:: Provided data ::
════════

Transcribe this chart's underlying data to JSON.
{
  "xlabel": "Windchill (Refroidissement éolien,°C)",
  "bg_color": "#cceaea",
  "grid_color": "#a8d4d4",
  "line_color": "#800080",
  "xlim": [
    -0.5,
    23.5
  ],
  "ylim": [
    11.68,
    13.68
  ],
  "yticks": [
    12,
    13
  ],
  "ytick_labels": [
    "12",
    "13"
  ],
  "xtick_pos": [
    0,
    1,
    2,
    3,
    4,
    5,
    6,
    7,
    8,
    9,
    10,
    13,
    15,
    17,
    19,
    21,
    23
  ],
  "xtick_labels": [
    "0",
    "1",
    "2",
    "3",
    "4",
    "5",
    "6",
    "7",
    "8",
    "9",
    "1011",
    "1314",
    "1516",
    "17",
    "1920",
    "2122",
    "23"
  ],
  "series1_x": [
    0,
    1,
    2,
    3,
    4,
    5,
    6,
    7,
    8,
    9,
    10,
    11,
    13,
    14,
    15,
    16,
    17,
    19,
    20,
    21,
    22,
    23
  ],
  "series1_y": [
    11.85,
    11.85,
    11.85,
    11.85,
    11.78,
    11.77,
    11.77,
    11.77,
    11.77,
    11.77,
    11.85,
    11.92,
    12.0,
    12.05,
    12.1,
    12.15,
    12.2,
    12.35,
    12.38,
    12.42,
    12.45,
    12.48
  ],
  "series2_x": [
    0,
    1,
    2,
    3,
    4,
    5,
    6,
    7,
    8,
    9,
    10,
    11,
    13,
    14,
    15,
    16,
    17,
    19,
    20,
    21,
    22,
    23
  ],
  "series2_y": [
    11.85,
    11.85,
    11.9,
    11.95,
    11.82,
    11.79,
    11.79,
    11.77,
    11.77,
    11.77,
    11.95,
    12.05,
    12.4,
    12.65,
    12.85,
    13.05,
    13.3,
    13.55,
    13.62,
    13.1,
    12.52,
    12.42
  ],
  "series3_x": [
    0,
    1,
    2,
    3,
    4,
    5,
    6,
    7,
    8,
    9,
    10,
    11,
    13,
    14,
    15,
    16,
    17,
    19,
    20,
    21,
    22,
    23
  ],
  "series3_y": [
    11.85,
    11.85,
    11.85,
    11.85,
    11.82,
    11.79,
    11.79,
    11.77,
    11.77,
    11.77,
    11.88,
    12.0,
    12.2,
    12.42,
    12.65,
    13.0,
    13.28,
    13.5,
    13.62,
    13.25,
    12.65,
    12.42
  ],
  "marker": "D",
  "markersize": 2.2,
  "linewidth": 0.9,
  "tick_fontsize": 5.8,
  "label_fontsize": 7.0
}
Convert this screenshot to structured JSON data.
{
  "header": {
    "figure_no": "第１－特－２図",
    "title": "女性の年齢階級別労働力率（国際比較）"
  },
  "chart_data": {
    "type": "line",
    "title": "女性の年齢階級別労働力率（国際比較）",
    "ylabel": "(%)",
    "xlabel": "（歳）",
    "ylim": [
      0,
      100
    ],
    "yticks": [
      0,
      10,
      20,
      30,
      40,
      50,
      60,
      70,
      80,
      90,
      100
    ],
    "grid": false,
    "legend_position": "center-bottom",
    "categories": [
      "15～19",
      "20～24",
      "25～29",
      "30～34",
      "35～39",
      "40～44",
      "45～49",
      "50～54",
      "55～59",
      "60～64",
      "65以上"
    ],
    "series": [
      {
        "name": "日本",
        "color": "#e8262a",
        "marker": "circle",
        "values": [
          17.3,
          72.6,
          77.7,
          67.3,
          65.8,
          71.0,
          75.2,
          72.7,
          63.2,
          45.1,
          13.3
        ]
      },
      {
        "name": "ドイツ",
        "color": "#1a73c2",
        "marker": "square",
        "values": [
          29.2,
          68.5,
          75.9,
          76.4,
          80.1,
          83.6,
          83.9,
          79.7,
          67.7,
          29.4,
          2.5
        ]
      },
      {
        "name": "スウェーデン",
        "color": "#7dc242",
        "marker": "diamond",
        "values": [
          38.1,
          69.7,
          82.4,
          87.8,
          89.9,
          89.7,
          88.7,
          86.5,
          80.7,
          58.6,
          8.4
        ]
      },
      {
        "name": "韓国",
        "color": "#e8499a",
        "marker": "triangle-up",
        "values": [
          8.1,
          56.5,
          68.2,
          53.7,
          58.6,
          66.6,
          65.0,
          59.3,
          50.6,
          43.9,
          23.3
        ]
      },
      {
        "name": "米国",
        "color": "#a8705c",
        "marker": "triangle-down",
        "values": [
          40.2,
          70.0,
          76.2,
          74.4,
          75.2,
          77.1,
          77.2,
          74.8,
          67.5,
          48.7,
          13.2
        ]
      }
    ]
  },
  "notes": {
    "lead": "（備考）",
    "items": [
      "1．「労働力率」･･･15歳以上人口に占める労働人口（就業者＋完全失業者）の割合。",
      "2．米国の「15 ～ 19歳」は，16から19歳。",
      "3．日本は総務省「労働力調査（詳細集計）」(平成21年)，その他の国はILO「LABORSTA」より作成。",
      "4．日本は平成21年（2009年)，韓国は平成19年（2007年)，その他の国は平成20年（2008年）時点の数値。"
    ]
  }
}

════════

:: Short task ::
Extract the data exactly as given.

:: Worked solution ::
Transcribe this chart's underlying data to JSON.
{
  "xlabel": "Windchill (Refroidissement éolien,°C)",
  "bg_color": "#cceaea",
  "grid_color": "#a8d4d4",
  "line_color": "#800080",
  "xlim": [
    -0.5,
    23.5
  ],
  "ylim": [
    11.68,
    13.68
  ],
  "yticks": [
    12,
    13
  ],
  "ytick_labels": [
    "12",
    "13"
  ],
  "xtick_pos": [
    0,
    1,
    2,
    3,
    4,
    5,
    6,
    7,
    8,
    9,
    10,
    13,
    15,
    17,
    19,
    21,
    23
  ],
  "xtick_labels": [
    "0",
    "1",
    "2",
    "3",
    "4",
    "5",
    "6",
    "7",
    "8",
    "9",
    "1011",
    "1314",
    "1516",
    "17",
    "1920",
    "2122",
    "23"
  ],
  "series1_x": [
    0,
    1,
    2,
    3,
    4,
    5,
    6,
    7,
    8,
    9,
    10,
    11,
    13,
    14,
    15,
    16,
    17,
    19,
    20,
    21,
    22,
    23
  ],
  "series1_y": [
    11.85,
    11.85,
    11.85,
    11.85,
    11.78,
    11.77,
    11.77,
    11.77,
    11.77,
    11.77,
    11.85,
    11.92,
    12.0,
    12.05,
    12.1,
    12.15,
    12.2,
    12.35,
    12.38,
    12.42,
    12.45,
    12.48
  ],
  "series2_x": [
    0,
    1,
    2,
    3,
    4,
    5,
    6,
    7,
    8,
    9,
    10,
    11,
    13,
    14,
    15,
    16,
    17,
    19,
    20,
    21,
    22,
    23
  ],
  "series2_y": [
    11.85,
    11.85,
    11.9,
    11.95,
    11.82,
    11.79,
    11.79,
    11.77,
    11.77,
    11.77,
    11.95,
    12.05,
    12.4,
    12.65,
    12.85,
    13.05,
    13.3,
    13.55,
    13.62,
    13.1,
    12.52,
    12.42
  ],
  "series3_x": [
    0,
    1,
    2,
    3,
    4,
    5,
    6,
    7,
    8,
    9,
    10,
    11,
    13,
    14,
    15,
    16,
    17,
    19,
    20,
    21,
    22,
    23
  ],
  "series3_y": [
    11.85,
    11.85,
    11.85,
    11.85,
    11.82,
    11.79,
    11.79,
    11.77,
    11.77,
    11.77,
    11.88,
    12.0,
    12.2,
    12.42,
    12.65,
    13.0,
    13.28,
    13.5,
    13.62,
    13.25,
    12.65,
    12.42
  ],
  "marker": "D",
  "markersize": 2.2,
  "linewidth": 0.9,
  "tick_fontsize": 5.8,
  "label_fontsize": 7.0
}
Convert this screenshot to structured JSON data.
{
  "header": {
    "figure_no": "第１－特－２図",
    "title": "女性の年齢階級別労働力率（国際比較）"
  },
  "chart_data": {
    "type": "line",
    "title": "女性の年齢階級別労働力率（国際比較）",
    "ylabel": "(%)",
    "xlabel": "（歳）",
    "ylim": [
      0,
      100
    ],
    "yticks": [
      0,
      10,
      20,
      30,
      40,
      50,
      60,
      70,
      80,
      90,
      100
    ],
    "grid": false,
    "legend_position": "center-bottom",
    "categories": [
      "15～19",
      "20～24",
      "25～29",
      "30～34",
      "35～39",
      "40～44",
      "45～49",
      "50～54",
      "55～59",
      "60～64",
      "65以上"
    ],
    "series": [
      {
        "name": "日本",
        "color": "#e8262a",
        "marker": "circle",
        "values": [
          17.3,
          72.6,
          77.7,
          67.3,
          65.8,
          71.0,
          75.2,
          72.7,
          63.2,
          45.1,
          13.3
        ]
      },
      {
        "name": "ドイツ",
        "color": "#1a73c2",
        "marker": "square",
        "values": [
          29.2,
          68.5,
          75.9,
          76.4,
          80.1,
          83.6,
          83.9,
          79.7,
          67.7,
          29.4,
          2.5
        ]
      },
      {
        "name": "スウェーデン",
        "color": "#7dc242",
        "marker": "diamond",
        "values": [
          38.1,
          69.7,
          82.4,
          87.8,
          89.9,
          89.7,
          88.7,
          86.5,
          80.7,
          58.6,
          8.4
        ]
      },
      {
        "name": "韓国",
        "color": "#e8499a",
        "marker": "triangle-up",
        "values": [
          8.1,
          56.5,
          68.2,
          53.7,
          58.6,
          66.6,
          65.0,
          59.3,
          50.6,
          43.9,
          23.3
        ]
      },
      {
        "name": "米国",
        "color": "#a8705c",
        "marker": "triangle-down",
        "values": [
          40.2,
          70.0,
          76.2,
          74.4,
          75.2,
          77.1,
          77.2,
          74.8,
          67.5,
          48.7,
          13.2
        ]
      }
    ]
  },
  "notes": {
    "lead": "（備考）",
    "items": [
      "1．「労働力率」･･･15歳以上人口に占める労働人口（就業者＋完全失業者）の割合。",
      "2．米国の「15 ～ 19歳」は，16から19歳。",
      "3．日本は総務省「労働力調査（詳細集計）」(平成21年)，その他の国はILO「LABORSTA」より作成。",
      "4．日本は平成21年（2009年)，韓国は平成19年（2007年)，その他の国は平成20年（2008年）時点の数値。"
    ]
  }
}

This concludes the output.